(Written instruction): Reproduce each line that includes the word "data".

(Record extracts):
- - - - -

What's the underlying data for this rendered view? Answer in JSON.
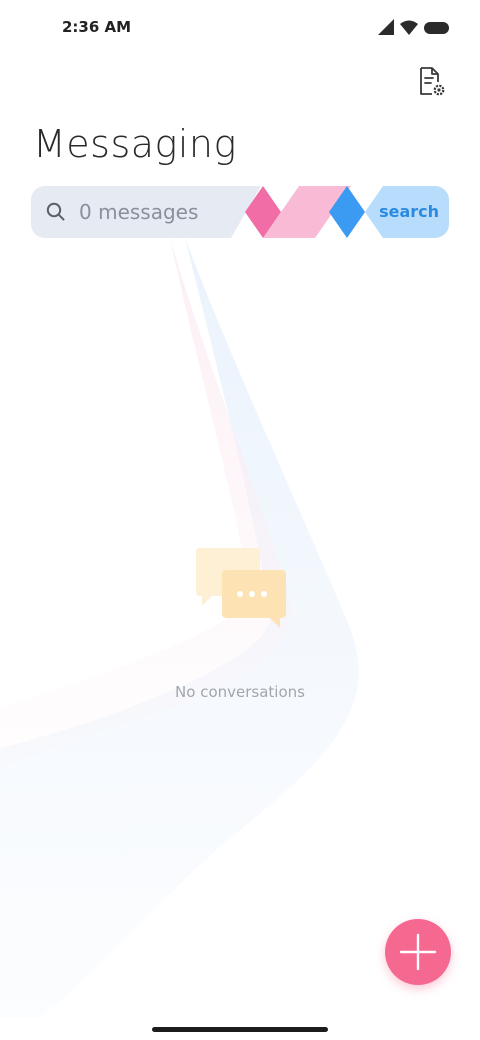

- - - - -

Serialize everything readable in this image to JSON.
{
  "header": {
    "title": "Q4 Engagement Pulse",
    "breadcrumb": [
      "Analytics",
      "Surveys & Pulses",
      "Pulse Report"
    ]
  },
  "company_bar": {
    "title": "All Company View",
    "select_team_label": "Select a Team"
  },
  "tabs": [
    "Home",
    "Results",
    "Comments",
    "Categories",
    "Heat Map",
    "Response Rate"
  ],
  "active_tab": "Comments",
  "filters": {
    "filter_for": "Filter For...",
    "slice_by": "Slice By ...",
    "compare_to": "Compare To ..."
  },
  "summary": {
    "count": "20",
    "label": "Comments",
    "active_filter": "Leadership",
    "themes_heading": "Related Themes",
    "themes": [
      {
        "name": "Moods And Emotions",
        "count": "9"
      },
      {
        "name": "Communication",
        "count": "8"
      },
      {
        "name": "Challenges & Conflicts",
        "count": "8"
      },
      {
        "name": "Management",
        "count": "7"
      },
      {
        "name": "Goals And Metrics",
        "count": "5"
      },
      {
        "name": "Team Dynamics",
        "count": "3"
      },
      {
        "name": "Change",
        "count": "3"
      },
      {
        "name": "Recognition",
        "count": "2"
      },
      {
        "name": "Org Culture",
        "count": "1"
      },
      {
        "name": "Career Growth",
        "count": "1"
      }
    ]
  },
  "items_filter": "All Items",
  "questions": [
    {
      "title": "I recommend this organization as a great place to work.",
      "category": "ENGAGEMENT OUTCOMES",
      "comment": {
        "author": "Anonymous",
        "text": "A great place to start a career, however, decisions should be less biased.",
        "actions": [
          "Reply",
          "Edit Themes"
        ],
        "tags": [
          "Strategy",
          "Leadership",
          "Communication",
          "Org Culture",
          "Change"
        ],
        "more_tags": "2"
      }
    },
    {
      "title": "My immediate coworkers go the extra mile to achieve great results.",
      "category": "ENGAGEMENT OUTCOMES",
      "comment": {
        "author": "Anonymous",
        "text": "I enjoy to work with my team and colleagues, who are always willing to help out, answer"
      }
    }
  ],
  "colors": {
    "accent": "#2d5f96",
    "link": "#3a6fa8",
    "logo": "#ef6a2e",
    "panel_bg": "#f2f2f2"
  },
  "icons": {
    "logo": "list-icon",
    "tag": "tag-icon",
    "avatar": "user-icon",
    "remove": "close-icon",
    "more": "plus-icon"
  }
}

- - - - -

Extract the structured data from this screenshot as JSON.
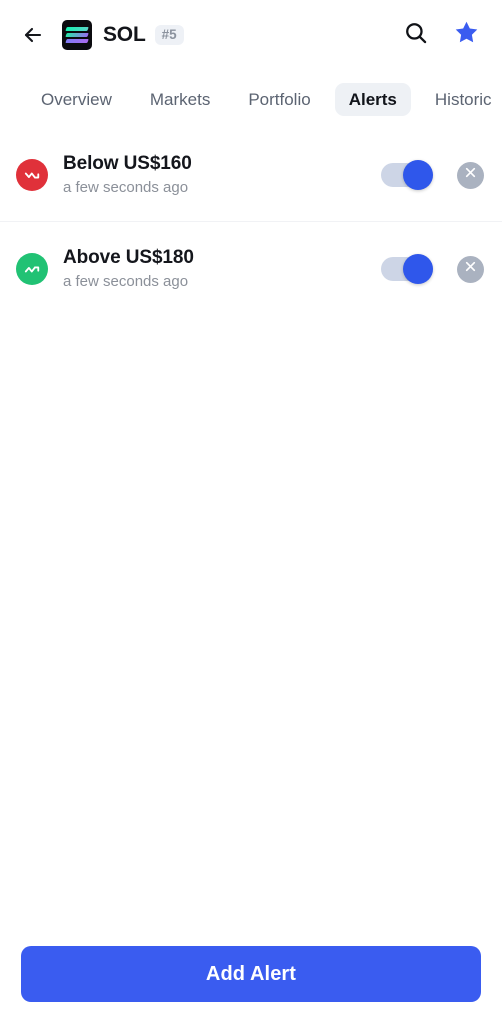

- - - - -

(Answer to the exercise):
What's the underlying data for this rendered view? Answer in JSON.
Extract the structured data from this screenshot as JSON.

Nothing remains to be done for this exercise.